Work to do: Take each line containing the word "this" and copy it.

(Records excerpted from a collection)
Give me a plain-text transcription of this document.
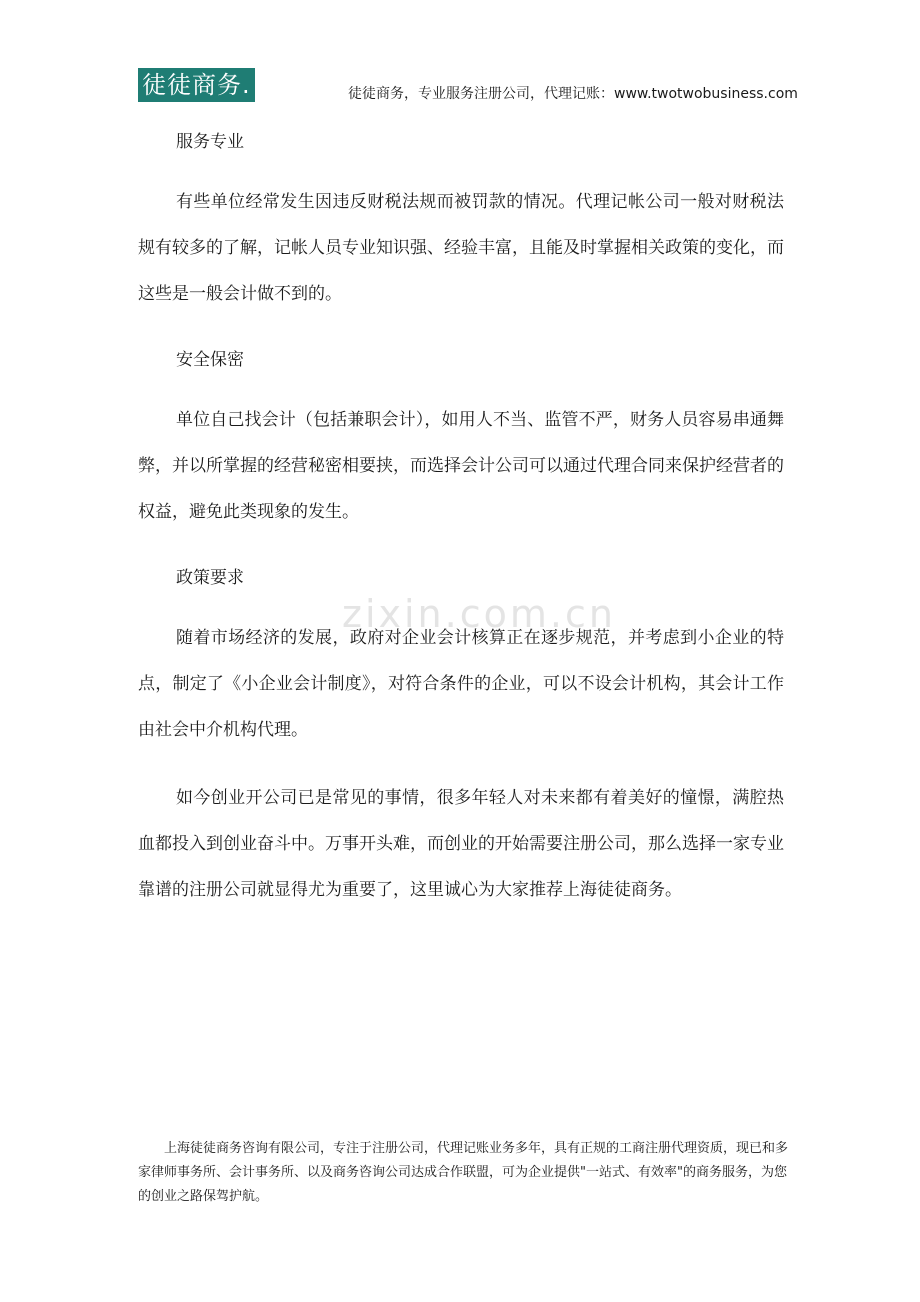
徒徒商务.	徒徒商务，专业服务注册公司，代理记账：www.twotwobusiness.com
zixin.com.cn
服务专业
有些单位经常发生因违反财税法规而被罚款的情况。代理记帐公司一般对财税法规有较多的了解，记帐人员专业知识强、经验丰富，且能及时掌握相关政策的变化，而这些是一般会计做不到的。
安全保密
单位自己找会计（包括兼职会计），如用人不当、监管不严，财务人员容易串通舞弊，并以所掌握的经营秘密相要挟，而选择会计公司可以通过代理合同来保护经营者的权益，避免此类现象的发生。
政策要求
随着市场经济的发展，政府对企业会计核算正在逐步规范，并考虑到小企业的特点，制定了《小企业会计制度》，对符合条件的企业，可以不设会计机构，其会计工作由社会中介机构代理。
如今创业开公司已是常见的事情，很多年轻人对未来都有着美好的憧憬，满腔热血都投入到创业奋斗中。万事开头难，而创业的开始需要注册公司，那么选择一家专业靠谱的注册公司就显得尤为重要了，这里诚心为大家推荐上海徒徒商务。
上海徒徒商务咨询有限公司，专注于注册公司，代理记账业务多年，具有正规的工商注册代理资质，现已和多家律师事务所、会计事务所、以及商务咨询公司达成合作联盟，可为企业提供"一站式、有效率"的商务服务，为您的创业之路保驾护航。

==

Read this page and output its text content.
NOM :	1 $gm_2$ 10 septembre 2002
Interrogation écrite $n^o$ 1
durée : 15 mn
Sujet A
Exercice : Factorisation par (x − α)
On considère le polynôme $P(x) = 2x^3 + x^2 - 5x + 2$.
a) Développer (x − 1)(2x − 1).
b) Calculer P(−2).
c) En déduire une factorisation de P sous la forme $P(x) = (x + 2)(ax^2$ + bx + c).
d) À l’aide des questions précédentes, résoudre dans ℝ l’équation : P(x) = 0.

Complete response:
Give me a plain-text transcription of this document.
Read this page and output its text content.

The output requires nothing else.